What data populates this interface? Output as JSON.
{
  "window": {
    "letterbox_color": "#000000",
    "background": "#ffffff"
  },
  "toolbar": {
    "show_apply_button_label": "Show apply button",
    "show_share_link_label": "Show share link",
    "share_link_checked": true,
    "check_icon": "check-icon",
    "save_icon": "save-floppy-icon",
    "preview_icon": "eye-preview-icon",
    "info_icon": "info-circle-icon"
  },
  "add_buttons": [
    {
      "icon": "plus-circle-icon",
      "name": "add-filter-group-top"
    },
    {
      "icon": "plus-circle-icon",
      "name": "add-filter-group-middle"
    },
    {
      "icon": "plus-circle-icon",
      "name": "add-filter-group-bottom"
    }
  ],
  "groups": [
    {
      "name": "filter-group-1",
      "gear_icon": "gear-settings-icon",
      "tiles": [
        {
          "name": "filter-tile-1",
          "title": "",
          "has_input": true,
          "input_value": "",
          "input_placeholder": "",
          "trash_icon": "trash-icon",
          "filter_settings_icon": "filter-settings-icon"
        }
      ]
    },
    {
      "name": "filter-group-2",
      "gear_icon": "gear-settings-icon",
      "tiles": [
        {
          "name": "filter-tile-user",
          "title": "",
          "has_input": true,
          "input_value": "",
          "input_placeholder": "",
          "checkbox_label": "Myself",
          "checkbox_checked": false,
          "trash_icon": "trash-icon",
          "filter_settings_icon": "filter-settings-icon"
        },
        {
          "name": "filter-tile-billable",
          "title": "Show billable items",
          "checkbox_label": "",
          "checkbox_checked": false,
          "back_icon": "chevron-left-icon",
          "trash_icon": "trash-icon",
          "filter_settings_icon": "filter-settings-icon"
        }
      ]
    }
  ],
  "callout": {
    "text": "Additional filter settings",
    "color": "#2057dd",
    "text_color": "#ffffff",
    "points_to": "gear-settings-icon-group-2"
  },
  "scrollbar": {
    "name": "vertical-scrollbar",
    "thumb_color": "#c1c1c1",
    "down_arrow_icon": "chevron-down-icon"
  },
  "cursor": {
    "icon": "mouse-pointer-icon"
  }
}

#####

Return all of the entries word for word.

▶ [OUTPUT]:
What data populates this interface? Output as JSON.
{
  "window": {
    "letterbox_color": "#000000",
    "background": "#ffffff"
  },
  "toolbar": {
    "show_apply_button_label": "Show apply button",
    "show_share_link_label": "Show share link",
    "share_link_checked": true,
    "check_icon": "check-icon",
    "save_icon": "save-floppy-icon",
    "preview_icon": "eye-preview-icon",
    "info_icon": "info-circle-icon"
  },
  "add_buttons": [
    {
      "icon": "plus-circle-icon",
      "name": "add-filter-group-top"
    },
    {
      "icon": "plus-circle-icon",
      "name": "add-filter-group-middle"
    },
    {
      "icon": "plus-circle-icon",
      "name": "add-filter-group-bottom"
    }
  ],
  "groups": [
    {
      "name": "filter-group-1",
      "gear_icon": "gear-settings-icon",
      "tiles": [
        {
          "name": "filter-tile-1",
          "title": "",
          "has_input": true,
          "input_value": "",
          "input_placeholder": "",
          "trash_icon": "trash-icon",
          "filter_settings_icon": "filter-settings-icon"
        }
      ]
    },
    {
      "name": "filter-group-2",
      "gear_icon": "gear-settings-icon",
      "tiles": [
        {
          "name": "filter-tile-user",
          "title": "",
          "has_input": true,
          "input_value": "",
          "input_placeholder": "",
          "checkbox_label": "Myself",
          "checkbox_checked": false,
          "trash_icon": "trash-icon",
          "filter_settings_icon": "filter-settings-icon"
        },
        {
          "name": "filter-tile-billable",
          "title": "Show billable items",
          "checkbox_label": "",
          "checkbox_checked": false,
          "back_icon": "chevron-left-icon",
          "trash_icon": "trash-icon",
          "filter_settings_icon": "filter-settings-icon"
        }
      ]
    }
  ],
  "callout": {
    "text": "Additional filter settings",
    "color": "#2057dd",
    "text_color": "#ffffff",
    "points_to": "gear-settings-icon-group-2"
  },
  "scrollbar": {
    "name": "vertical-scrollbar",
    "thumb_color": "#c1c1c1",
    "down_arrow_icon": "chevron-down-icon"
  },
  "cursor": {
    "icon": "mouse-pointer-icon"
  }
}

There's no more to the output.